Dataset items
:::::

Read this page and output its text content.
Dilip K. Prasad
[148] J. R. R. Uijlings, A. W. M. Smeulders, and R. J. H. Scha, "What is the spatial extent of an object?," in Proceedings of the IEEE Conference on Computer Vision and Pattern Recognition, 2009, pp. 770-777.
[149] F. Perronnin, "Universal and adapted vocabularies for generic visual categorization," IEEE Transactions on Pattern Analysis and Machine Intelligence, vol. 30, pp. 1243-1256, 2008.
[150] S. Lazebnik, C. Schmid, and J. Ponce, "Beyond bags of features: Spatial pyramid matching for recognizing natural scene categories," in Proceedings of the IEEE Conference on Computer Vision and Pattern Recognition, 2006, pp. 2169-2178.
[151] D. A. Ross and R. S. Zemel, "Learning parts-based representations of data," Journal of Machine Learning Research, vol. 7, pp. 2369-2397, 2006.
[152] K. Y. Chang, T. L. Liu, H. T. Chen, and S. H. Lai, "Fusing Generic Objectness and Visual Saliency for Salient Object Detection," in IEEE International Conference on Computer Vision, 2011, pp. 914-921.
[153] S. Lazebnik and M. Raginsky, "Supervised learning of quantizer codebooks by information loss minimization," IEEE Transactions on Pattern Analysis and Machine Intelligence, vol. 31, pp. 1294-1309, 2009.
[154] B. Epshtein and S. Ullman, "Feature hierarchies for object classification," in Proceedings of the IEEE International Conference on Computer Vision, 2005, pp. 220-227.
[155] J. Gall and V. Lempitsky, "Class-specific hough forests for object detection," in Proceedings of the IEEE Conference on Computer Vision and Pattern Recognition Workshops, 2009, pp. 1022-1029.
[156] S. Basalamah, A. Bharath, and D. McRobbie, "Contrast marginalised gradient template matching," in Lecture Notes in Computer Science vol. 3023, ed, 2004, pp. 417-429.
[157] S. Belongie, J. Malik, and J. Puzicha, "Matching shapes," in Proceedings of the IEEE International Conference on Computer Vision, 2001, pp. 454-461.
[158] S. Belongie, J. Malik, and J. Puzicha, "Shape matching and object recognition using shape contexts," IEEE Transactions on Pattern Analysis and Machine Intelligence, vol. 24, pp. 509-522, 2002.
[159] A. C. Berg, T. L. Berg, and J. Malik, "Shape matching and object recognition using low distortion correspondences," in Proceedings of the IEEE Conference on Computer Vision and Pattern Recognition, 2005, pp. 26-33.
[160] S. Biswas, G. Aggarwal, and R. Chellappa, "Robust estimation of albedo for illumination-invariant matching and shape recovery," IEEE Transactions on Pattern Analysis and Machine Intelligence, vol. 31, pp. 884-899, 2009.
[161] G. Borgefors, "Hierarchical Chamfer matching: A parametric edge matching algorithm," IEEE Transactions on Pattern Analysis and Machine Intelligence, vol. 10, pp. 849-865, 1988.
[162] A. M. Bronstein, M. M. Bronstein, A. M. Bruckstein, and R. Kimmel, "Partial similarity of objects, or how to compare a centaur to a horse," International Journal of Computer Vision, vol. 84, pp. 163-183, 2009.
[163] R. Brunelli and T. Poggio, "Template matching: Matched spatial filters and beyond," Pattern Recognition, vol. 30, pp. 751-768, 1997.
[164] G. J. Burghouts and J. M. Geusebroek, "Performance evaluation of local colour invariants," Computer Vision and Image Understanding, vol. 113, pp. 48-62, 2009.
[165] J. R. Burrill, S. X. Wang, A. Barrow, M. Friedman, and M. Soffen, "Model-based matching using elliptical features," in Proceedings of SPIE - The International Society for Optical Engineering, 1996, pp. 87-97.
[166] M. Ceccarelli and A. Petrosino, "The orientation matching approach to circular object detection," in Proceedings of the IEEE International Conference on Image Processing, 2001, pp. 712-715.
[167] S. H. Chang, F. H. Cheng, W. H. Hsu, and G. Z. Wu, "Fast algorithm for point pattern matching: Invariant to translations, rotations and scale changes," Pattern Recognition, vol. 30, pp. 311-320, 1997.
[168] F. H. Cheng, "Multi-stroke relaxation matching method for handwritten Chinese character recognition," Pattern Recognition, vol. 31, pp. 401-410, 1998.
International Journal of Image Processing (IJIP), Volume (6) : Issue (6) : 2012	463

:::::

**Work to complete**
What is needed here is an exact reproduction of all the entries.

**The response**
Read this page and output its text content.
Dilip K. Prasad
[148] J. R. R. Uijlings, A. W. M. Smeulders, and R. J. H. Scha, "What is the spatial extent of an object?," in Proceedings of the IEEE Conference on Computer Vision and Pattern Recognition, 2009, pp. 770-777.
[149] F. Perronnin, "Universal and adapted vocabularies for generic visual categorization," IEEE Transactions on Pattern Analysis and Machine Intelligence, vol. 30, pp. 1243-1256, 2008.
[150] S. Lazebnik, C. Schmid, and J. Ponce, "Beyond bags of features: Spatial pyramid matching for recognizing natural scene categories," in Proceedings of the IEEE Conference on Computer Vision and Pattern Recognition, 2006, pp. 2169-2178.
[151] D. A. Ross and R. S. Zemel, "Learning parts-based representations of data," Journal of Machine Learning Research, vol. 7, pp. 2369-2397, 2006.
[152] K. Y. Chang, T. L. Liu, H. T. Chen, and S. H. Lai, "Fusing Generic Objectness and Visual Saliency for Salient Object Detection," in IEEE International Conference on Computer Vision, 2011, pp. 914-921.
[153] S. Lazebnik and M. Raginsky, "Supervised learning of quantizer codebooks by information loss minimization," IEEE Transactions on Pattern Analysis and Machine Intelligence, vol. 31, pp. 1294-1309, 2009.
[154] B. Epshtein and S. Ullman, "Feature hierarchies for object classification," in Proceedings of the IEEE International Conference on Computer Vision, 2005, pp. 220-227.
[155] J. Gall and V. Lempitsky, "Class-specific hough forests for object detection," in Proceedings of the IEEE Conference on Computer Vision and Pattern Recognition Workshops, 2009, pp. 1022-1029.
[156] S. Basalamah, A. Bharath, and D. McRobbie, "Contrast marginalised gradient template matching," in Lecture Notes in Computer Science vol. 3023, ed, 2004, pp. 417-429.
[157] S. Belongie, J. Malik, and J. Puzicha, "Matching shapes," in Proceedings of the IEEE International Conference on Computer Vision, 2001, pp. 454-461.
[158] S. Belongie, J. Malik, and J. Puzicha, "Shape matching and object recognition using shape contexts," IEEE Transactions on Pattern Analysis and Machine Intelligence, vol. 24, pp. 509-522, 2002.
[159] A. C. Berg, T. L. Berg, and J. Malik, "Shape matching and object recognition using low distortion correspondences," in Proceedings of the IEEE Conference on Computer Vision and Pattern Recognition, 2005, pp. 26-33.
[160] S. Biswas, G. Aggarwal, and R. Chellappa, "Robust estimation of albedo for illumination-invariant matching and shape recovery," IEEE Transactions on Pattern Analysis and Machine Intelligence, vol. 31, pp. 884-899, 2009.
[161] G. Borgefors, "Hierarchical Chamfer matching: A parametric edge matching algorithm," IEEE Transactions on Pattern Analysis and Machine Intelligence, vol. 10, pp. 849-865, 1988.
[162] A. M. Bronstein, M. M. Bronstein, A. M. Bruckstein, and R. Kimmel, "Partial similarity of objects, or how to compare a centaur to a horse," International Journal of Computer Vision, vol. 84, pp. 163-183, 2009.
[163] R. Brunelli and T. Poggio, "Template matching: Matched spatial filters and beyond," Pattern Recognition, vol. 30, pp. 751-768, 1997.
[164] G. J. Burghouts and J. M. Geusebroek, "Performance evaluation of local colour invariants," Computer Vision and Image Understanding, vol. 113, pp. 48-62, 2009.
[165] J. R. Burrill, S. X. Wang, A. Barrow, M. Friedman, and M. Soffen, "Model-based matching using elliptical features," in Proceedings of SPIE - The International Society for Optical Engineering, 1996, pp. 87-97.
[166] M. Ceccarelli and A. Petrosino, "The orientation matching approach to circular object detection," in Proceedings of the IEEE International Conference on Image Processing, 2001, pp. 712-715.
[167] S. H. Chang, F. H. Cheng, W. H. Hsu, and G. Z. Wu, "Fast algorithm for point pattern matching: Invariant to translations, rotations and scale changes," Pattern Recognition, vol. 30, pp. 311-320, 1997.
[168] F. H. Cheng, "Multi-stroke relaxation matching method for handwritten Chinese character recognition," Pattern Recognition, vol. 31, pp. 401-410, 1998.
International Journal of Image Processing (IJIP), Volume (6) : Issue (6) : 2012	463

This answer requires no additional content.